━━━ Source extract
What conditions let both teachers and learners thrive in education at any scale — mass systems, one-to-one settings, or anywhere between?

The ideas on this site took shape slowly over four decades inside Japanese universities, thirty-one of them as a tenured faculty member in the School of Political Science and Economics at Meiji University, from 1991 to 2022.

Mainstream education is designed around what is taught. The work assembled on this site begins from a different starting point: not what education should deliver, but what teachers, learners, and administrators actually experience inside the systems they inhabit, and what those experiences make possible over time.

Experience has two aspects, as Dewey understood them: the principle of interaction and the principle of continuity. Interaction is what happens between the inner life of an individual and the conditions around them. Continuity is the way one experience prepares the ground for the next. AI opens unprecedented possibilities for education organised around individuals, while also increasing the capacity of systems to suppress individuality. This is precisely why a coherent philosophy of education is needed now. The Living Curriculum Architecture — a framework for understanding how learning environments shape human experience — is an attempt to think these questions through systematically.
━━━━━━
━━━ The data
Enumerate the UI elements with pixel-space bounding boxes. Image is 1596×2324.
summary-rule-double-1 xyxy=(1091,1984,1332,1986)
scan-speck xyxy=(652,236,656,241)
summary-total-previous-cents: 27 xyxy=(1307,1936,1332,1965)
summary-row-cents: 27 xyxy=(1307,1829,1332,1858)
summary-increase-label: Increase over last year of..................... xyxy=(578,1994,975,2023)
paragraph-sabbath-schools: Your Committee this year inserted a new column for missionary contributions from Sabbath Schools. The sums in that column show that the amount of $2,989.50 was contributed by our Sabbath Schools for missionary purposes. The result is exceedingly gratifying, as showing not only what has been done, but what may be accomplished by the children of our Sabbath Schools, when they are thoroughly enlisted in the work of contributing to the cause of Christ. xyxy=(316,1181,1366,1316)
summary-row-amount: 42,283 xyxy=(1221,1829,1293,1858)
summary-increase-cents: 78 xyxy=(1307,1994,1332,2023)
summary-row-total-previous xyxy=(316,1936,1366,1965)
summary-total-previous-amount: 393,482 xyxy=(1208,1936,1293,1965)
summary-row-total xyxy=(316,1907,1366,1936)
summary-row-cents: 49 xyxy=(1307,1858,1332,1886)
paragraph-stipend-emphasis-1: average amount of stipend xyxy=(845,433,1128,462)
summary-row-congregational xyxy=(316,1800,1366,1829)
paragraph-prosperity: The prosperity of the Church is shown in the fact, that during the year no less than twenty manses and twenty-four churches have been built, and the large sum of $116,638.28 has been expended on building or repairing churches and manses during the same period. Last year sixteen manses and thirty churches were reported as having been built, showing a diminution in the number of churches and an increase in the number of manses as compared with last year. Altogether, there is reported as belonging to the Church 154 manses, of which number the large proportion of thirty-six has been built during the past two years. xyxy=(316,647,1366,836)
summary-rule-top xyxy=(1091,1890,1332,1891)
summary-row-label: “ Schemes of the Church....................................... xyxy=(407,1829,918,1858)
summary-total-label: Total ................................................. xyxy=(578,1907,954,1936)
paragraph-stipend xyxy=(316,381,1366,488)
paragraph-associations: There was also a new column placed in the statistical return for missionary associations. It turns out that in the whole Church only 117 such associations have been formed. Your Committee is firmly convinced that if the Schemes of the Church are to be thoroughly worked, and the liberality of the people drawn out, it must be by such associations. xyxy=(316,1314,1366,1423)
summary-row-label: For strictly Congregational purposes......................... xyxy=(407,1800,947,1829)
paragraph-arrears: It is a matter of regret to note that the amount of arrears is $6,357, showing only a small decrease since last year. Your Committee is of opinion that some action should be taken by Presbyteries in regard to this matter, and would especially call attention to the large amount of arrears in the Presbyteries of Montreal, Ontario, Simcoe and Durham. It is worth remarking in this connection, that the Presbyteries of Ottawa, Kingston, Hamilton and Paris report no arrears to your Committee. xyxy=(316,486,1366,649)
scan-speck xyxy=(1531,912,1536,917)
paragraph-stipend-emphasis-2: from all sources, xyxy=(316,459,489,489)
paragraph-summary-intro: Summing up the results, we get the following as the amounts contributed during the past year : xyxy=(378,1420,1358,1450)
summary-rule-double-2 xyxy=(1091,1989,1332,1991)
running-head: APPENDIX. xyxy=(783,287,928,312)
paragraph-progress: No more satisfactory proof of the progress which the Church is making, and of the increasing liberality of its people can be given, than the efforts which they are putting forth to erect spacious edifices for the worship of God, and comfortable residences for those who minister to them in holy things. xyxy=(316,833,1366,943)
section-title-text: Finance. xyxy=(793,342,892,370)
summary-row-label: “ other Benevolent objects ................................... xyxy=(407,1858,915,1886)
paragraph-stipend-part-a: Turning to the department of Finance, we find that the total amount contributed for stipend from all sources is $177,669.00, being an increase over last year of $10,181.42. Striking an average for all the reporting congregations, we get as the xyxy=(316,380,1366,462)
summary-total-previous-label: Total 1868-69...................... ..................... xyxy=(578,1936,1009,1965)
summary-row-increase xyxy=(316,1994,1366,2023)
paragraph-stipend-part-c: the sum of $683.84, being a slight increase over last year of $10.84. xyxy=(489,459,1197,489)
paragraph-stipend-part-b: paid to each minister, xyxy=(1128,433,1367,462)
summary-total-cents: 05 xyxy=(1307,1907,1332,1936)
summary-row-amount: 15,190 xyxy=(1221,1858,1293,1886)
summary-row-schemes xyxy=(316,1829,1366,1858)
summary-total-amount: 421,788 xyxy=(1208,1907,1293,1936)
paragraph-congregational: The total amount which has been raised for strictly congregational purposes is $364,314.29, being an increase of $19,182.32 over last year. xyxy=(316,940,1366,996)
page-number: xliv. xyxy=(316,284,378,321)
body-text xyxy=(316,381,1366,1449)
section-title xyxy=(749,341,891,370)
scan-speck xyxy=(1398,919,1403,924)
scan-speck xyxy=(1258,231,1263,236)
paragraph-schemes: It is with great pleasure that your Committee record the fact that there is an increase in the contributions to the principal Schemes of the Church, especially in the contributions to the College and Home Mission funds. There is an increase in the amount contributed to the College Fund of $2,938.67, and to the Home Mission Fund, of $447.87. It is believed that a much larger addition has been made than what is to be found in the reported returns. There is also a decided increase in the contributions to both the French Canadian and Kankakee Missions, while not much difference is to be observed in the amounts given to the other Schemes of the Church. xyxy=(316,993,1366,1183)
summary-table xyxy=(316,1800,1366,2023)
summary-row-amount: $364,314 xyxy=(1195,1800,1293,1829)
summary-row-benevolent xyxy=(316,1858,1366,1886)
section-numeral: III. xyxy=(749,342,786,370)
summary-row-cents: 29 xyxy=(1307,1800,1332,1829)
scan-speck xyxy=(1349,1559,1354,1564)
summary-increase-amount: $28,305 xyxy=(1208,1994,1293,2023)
━━━━━━
**Assignment 1:**
According to the passage on educational experience, what are the two aspects of experience as Dewey understood them?
**Assignment 2:**
Extend the passage on educational experience by writing what follows its final sentence.

**Task output 1:**
The principle of interaction and the principle of continuity.

**Task output 2:**
That students should be treated with dignity has never been in dispute. What has not been thought through is what dignity is and how it can permeate the system itself — not only in the relations between teachers and students, but in any part of the system: the goals systems pursue, the expectations placed on learners, the ways students are evaluated, the design of textbooks and teaching materials, even the physical structure of classrooms and buildings. The framework presented on this site shows how dignity can be foundational to the system as a whole. The site includes practical examples drawn from decades of teaching and materials design. These examples are largely from the field of English language teaching, where the work has been most directly developed, but the principles they illustrate apply to education as a whole.

The work gathered here comes from a long-standing tension in education: between thinking critically about what contemporary systems get wrong and responding to the immediate reality of the learner, teacher, or administrator in front of us. The Living Curriculum Architecture brings practical and theoretical work into one coherent map.